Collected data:
--- BEGIN ---

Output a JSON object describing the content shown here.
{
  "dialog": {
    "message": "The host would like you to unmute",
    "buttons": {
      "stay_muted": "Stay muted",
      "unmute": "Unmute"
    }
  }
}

--- END ---

■ STATED EXERCISE ■
All of the lines above must be returned exactly.

■ EXERCISE RESULT ■
Output a JSON object describing the content shown here.
{
  "dialog": {
    "message": "The host would like you to unmute",
    "buttons": {
      "stay_muted": "Stay muted",
      "unmute": "Unmute"
    }
  }
}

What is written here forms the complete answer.